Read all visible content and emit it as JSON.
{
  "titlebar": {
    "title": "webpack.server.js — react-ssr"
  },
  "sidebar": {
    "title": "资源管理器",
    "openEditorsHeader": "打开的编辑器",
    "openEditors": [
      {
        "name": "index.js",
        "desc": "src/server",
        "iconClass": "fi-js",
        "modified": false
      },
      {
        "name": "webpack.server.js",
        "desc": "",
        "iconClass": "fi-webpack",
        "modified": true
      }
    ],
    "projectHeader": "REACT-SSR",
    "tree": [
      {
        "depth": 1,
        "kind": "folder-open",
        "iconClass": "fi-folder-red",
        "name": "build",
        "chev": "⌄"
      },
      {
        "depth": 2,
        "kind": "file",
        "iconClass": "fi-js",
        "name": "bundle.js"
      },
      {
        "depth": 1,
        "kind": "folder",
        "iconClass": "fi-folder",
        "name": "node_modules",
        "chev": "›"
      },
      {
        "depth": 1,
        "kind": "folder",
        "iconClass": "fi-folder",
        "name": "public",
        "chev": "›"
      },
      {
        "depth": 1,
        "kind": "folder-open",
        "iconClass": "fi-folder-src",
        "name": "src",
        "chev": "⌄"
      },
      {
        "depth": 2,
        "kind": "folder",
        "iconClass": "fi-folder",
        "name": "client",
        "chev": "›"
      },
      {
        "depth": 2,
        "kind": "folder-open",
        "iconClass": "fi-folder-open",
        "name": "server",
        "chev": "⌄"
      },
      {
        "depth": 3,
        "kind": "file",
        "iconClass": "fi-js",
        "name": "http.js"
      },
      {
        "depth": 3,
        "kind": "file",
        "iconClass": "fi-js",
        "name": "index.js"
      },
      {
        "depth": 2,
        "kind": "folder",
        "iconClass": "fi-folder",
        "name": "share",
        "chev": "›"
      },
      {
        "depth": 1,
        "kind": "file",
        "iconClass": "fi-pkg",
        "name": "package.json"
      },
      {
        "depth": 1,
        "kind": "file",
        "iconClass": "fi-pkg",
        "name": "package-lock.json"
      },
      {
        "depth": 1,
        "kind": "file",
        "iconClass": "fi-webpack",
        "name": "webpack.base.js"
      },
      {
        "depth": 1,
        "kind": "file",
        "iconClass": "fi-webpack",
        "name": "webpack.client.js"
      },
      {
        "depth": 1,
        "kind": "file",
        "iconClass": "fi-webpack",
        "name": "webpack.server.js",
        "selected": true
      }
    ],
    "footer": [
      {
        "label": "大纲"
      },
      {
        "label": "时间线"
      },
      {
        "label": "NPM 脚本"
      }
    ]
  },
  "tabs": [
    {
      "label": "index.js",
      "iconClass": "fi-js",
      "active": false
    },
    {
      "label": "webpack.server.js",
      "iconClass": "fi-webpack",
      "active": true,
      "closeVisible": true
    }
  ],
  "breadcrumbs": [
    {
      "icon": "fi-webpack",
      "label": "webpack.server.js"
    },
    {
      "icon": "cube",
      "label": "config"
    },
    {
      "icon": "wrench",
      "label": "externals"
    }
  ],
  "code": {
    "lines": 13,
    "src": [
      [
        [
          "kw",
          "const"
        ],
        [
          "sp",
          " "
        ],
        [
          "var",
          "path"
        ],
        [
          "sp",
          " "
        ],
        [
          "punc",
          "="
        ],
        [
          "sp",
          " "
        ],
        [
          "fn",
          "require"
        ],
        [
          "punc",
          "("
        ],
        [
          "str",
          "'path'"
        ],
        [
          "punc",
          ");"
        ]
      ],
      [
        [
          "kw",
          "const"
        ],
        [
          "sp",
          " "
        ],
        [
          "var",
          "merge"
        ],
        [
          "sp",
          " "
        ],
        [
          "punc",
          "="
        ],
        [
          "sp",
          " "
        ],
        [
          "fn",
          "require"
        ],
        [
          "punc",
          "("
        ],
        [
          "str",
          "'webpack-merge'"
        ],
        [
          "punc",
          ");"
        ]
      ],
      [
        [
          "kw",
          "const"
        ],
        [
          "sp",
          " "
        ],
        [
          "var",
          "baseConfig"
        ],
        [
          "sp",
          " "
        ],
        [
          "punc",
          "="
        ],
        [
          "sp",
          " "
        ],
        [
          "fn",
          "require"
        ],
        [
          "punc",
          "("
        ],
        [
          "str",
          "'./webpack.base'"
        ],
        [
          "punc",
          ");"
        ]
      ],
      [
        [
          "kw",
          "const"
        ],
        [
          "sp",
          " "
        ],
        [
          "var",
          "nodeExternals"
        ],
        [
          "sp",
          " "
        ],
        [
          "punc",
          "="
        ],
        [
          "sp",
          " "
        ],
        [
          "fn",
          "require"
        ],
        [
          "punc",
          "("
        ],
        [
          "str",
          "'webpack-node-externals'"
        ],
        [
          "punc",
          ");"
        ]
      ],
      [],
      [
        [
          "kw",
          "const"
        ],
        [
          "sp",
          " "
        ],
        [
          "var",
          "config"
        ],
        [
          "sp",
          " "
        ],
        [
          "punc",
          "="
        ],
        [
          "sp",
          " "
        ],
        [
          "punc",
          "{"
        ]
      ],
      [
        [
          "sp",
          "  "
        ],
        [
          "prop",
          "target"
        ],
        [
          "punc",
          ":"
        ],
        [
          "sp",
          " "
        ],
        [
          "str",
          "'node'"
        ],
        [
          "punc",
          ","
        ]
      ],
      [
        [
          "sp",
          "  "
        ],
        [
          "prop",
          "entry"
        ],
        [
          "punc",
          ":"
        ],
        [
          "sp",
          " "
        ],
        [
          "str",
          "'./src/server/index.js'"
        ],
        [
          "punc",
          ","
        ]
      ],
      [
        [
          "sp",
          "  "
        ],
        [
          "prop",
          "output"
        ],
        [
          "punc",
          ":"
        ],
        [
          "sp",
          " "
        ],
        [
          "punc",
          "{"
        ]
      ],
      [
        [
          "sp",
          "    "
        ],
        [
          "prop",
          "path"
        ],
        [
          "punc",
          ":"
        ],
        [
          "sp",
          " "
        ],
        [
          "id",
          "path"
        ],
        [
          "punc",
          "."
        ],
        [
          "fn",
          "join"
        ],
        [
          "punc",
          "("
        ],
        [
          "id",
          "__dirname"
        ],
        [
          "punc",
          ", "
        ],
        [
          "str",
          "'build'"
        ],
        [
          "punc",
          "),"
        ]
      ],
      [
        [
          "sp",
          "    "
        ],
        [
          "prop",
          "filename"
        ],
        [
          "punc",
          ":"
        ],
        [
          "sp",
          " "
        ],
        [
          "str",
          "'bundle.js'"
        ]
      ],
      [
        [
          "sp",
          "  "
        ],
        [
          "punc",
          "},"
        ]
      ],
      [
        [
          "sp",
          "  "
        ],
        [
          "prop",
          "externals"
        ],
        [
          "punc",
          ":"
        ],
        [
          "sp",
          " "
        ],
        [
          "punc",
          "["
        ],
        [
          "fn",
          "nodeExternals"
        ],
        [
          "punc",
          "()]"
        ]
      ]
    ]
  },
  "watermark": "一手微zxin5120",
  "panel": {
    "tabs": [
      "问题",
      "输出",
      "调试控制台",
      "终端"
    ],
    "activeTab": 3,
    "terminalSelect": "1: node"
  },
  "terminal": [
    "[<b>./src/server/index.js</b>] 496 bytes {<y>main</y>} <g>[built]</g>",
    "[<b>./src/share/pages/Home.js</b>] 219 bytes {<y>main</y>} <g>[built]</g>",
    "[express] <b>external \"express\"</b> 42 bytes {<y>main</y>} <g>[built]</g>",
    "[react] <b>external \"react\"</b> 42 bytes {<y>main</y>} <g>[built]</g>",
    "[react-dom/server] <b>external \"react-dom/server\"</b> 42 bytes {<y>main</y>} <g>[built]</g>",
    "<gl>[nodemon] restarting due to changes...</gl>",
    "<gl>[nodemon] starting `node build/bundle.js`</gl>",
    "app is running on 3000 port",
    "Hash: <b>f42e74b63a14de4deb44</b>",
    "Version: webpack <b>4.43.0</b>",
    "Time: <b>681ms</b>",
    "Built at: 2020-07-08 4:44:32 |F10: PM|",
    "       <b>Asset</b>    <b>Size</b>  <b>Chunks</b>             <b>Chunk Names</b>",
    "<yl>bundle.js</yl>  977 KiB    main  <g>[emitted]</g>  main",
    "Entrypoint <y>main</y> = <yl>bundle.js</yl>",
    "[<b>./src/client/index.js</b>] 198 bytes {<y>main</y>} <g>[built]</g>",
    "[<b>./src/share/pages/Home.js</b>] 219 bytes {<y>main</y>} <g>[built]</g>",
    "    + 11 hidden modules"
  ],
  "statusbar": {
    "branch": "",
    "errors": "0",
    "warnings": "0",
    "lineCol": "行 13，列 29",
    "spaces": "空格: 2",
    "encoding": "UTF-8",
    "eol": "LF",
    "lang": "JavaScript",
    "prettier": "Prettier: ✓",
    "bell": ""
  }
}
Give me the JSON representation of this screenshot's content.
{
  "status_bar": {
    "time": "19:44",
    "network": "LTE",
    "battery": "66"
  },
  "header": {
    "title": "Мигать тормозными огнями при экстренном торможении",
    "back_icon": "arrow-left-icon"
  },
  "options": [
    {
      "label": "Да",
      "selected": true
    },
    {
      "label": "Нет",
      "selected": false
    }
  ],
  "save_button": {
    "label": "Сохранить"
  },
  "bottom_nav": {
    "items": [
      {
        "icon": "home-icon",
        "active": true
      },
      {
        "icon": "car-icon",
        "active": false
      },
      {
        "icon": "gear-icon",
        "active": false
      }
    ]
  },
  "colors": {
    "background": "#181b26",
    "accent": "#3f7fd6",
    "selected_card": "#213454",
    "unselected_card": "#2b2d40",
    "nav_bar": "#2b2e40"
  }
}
....
Show the lines where the word "client" appears in the entries.

        "name": "client",
        "name": "webpack.client.js"
    "[<b>./src/client/index.js</b>] 198 bytes {<y>main</y>} <g>[built]</g>",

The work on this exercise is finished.